# RECORDS TO PROCESS start
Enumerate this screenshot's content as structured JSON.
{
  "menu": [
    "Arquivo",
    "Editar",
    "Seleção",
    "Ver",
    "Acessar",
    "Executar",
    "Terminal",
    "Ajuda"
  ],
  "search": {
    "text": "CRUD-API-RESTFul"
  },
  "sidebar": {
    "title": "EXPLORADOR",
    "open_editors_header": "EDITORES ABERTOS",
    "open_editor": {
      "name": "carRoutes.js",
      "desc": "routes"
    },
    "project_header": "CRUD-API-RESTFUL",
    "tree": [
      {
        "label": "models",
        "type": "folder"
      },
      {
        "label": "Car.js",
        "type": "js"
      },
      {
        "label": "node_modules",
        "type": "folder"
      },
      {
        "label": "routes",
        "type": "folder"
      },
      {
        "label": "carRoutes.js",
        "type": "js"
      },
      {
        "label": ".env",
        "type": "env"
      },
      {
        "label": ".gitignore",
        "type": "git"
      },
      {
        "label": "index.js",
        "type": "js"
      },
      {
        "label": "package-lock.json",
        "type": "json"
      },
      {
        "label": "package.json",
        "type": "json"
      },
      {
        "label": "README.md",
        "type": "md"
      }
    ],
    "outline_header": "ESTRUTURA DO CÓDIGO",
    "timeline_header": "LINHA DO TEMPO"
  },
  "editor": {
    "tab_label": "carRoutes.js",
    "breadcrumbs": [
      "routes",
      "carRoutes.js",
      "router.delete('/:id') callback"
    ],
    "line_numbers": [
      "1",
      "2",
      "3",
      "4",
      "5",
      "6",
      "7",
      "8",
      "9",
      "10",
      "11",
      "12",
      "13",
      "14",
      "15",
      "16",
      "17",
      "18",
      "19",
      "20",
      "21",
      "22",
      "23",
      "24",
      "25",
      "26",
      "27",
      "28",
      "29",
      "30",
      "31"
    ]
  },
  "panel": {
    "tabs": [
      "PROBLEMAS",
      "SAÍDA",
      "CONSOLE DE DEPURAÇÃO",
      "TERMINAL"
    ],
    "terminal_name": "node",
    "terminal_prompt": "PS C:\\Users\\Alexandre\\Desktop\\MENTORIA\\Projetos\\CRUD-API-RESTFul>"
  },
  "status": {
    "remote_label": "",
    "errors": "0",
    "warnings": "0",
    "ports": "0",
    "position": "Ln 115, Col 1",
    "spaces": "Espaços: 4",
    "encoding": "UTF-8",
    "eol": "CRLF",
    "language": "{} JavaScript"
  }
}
# RECORDS TO PROCESS end
EXERCISE BRIEF: All lines in the data that contain the word "CRUD" should be copied.

SOLUTION TO THE PROBLEM:
    "text": "CRUD-API-RESTFul"
    "project_header": "CRUD-API-RESTFUL",
    "terminal_prompt": "PS C:\\Users\\Alexandre\\Desktop\\MENTORIA\\Projetos\\CRUD-API-RESTFul>"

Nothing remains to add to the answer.